Give every line from the entries that contains "Template".

Data entries =
▬▬▬▬▬▬▬▬▬▬

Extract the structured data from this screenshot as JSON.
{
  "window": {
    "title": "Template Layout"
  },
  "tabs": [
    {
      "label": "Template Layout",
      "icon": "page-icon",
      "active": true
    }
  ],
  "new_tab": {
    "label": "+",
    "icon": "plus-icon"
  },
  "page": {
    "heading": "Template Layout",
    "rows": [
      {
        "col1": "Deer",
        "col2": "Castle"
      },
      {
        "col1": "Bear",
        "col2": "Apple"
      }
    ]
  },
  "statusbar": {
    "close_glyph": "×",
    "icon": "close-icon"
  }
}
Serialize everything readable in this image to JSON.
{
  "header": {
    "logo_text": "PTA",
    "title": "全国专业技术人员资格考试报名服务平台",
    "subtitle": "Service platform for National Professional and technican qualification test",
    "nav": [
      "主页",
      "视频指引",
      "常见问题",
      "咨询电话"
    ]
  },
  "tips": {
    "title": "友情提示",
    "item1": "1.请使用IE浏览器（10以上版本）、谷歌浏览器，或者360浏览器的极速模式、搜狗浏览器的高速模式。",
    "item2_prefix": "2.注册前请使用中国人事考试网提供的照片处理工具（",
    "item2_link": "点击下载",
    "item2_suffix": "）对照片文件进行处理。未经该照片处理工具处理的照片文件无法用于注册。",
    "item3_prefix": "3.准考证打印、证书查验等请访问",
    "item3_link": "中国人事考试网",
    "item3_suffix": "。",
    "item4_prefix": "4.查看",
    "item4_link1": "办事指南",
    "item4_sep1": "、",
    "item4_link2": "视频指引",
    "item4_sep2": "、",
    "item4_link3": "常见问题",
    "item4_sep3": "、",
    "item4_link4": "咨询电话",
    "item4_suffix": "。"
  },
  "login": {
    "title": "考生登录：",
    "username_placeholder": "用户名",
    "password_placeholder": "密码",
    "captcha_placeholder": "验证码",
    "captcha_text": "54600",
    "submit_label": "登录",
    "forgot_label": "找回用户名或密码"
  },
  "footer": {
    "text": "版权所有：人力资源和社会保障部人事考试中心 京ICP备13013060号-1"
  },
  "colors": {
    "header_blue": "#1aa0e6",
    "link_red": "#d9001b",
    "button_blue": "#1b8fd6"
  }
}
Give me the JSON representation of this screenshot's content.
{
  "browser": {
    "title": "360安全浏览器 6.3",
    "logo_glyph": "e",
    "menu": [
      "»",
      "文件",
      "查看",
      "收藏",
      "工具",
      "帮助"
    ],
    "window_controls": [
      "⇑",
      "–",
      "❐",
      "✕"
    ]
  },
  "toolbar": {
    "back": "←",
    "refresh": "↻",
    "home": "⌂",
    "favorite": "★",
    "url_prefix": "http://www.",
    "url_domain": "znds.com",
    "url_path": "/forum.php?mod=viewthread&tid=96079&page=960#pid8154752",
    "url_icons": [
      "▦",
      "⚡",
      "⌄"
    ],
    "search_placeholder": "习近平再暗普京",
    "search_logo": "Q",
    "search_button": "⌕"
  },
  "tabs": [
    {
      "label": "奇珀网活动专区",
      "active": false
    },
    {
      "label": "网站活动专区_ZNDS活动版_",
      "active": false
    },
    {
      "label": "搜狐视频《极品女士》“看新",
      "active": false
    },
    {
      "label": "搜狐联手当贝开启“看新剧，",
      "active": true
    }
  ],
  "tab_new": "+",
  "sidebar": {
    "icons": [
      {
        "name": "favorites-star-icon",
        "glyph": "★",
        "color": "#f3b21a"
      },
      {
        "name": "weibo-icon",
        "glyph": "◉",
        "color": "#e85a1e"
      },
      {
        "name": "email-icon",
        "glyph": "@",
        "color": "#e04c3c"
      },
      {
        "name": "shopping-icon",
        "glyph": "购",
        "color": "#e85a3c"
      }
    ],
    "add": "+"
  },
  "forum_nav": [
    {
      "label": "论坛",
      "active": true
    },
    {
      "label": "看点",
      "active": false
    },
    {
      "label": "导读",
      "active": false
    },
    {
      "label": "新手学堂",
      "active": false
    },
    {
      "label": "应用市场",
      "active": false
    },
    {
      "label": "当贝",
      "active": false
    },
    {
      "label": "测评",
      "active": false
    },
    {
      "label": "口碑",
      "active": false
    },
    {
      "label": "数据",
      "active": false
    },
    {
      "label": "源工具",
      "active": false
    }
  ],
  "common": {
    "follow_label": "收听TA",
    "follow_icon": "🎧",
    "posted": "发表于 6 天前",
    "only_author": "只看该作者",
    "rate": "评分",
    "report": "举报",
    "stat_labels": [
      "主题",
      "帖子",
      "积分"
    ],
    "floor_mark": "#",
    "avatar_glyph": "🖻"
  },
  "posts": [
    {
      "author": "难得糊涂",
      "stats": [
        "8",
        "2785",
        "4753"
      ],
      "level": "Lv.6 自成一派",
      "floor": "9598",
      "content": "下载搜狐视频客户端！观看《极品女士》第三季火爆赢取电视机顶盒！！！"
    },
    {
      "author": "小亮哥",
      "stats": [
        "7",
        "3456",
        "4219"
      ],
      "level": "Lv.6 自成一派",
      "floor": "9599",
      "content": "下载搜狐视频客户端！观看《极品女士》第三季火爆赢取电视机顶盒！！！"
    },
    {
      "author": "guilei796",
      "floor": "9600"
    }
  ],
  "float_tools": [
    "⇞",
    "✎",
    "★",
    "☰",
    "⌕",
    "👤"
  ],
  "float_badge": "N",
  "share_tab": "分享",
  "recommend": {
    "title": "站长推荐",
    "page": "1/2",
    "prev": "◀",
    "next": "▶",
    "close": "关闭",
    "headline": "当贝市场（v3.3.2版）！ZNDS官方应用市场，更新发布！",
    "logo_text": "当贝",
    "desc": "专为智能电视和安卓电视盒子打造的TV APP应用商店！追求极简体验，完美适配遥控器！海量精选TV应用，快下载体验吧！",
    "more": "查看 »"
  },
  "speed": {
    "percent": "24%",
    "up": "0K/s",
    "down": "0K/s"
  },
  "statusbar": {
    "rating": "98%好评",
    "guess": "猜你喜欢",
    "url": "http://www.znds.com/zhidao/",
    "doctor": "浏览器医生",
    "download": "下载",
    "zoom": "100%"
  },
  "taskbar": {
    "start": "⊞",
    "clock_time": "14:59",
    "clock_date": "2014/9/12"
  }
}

▬▬▬▬▬▬▬▬▬▬

Correct answer =
    "title": "Template Layout"
      "label": "Template Layout",
    "heading": "Template Layout",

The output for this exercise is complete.